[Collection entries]
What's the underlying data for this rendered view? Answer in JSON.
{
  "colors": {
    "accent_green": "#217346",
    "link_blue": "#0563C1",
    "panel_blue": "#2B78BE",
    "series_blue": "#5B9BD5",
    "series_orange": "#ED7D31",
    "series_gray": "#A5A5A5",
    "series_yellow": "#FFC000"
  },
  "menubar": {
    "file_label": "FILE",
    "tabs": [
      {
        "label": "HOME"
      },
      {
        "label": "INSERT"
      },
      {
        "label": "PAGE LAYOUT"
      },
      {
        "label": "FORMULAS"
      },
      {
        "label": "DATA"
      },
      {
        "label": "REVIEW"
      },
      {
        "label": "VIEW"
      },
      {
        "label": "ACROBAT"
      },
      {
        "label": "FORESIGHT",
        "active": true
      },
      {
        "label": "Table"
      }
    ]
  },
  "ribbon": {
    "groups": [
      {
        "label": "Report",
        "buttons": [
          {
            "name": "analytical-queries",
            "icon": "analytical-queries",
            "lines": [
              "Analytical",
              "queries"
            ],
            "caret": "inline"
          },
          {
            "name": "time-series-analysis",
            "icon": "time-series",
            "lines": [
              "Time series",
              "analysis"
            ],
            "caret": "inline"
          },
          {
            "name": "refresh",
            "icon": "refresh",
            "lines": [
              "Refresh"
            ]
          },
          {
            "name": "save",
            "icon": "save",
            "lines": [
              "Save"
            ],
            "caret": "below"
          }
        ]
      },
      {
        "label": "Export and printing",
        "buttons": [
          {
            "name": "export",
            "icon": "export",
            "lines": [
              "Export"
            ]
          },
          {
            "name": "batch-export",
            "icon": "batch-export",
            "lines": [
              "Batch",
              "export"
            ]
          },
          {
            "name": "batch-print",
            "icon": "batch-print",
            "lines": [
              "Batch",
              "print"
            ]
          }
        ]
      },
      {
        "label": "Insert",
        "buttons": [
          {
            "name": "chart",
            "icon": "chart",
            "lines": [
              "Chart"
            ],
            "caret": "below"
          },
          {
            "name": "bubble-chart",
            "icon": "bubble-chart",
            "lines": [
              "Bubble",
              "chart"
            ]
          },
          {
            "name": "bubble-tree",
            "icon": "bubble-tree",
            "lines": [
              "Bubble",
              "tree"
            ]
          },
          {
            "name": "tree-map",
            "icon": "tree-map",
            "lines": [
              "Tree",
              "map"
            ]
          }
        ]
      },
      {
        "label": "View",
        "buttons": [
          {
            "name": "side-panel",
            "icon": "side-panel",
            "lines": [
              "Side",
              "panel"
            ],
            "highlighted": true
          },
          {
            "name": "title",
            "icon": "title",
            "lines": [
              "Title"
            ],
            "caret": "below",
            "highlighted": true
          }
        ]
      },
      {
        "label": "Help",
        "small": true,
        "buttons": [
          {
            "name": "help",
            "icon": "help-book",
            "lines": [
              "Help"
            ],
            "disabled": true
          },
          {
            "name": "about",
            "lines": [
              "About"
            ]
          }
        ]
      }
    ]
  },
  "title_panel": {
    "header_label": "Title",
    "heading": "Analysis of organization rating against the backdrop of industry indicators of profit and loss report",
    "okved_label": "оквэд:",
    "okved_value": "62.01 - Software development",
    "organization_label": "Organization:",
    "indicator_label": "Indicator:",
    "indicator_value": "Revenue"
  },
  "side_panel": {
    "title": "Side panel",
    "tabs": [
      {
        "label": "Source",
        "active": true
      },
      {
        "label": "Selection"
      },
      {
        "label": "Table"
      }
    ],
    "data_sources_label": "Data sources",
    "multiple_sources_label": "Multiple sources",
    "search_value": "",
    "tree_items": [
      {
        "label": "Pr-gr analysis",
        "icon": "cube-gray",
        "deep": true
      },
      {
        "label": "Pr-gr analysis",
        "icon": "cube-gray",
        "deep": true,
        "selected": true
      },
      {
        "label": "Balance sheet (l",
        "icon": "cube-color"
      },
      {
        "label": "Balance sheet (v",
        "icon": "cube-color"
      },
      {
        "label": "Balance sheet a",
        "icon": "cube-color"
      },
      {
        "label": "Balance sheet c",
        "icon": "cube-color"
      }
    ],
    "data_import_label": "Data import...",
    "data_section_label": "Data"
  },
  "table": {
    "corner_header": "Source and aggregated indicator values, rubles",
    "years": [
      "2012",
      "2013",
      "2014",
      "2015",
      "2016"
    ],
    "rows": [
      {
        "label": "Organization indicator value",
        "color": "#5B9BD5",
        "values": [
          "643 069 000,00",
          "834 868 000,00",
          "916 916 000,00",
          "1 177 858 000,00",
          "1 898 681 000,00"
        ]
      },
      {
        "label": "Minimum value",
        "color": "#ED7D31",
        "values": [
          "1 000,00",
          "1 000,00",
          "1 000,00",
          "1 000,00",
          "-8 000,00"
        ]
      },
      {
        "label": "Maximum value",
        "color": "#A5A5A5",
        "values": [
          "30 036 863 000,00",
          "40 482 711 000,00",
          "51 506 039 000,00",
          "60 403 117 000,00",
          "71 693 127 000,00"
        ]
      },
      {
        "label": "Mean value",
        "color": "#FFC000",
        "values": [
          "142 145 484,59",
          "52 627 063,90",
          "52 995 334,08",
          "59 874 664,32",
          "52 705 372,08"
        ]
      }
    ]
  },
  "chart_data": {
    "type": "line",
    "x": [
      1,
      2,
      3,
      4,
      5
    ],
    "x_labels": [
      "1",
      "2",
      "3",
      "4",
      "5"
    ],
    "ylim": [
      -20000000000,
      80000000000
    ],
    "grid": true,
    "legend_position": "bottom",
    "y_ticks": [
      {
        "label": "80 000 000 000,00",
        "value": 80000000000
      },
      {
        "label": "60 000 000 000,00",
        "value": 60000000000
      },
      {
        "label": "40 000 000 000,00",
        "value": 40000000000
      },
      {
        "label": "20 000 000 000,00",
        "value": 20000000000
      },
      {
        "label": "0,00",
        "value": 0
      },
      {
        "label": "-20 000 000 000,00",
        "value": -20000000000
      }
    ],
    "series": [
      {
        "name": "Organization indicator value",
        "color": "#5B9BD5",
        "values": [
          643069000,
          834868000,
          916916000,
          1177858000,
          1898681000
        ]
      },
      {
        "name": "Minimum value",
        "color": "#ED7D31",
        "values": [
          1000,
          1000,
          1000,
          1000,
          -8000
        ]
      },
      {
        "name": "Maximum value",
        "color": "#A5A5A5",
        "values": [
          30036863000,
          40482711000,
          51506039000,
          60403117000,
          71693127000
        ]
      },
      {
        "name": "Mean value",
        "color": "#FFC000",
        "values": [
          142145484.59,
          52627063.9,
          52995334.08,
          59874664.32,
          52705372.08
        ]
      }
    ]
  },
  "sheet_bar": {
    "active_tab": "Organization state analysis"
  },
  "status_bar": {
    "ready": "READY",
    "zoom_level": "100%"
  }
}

#### EXERCISE INSTRUCTIONS:
Which lines include "queries"? Copy each of them out.

#### SOLUTION TO THIS PROBLEM:
            "name": "analytical-queries",
            "icon": "analytical-queries",
              "queries"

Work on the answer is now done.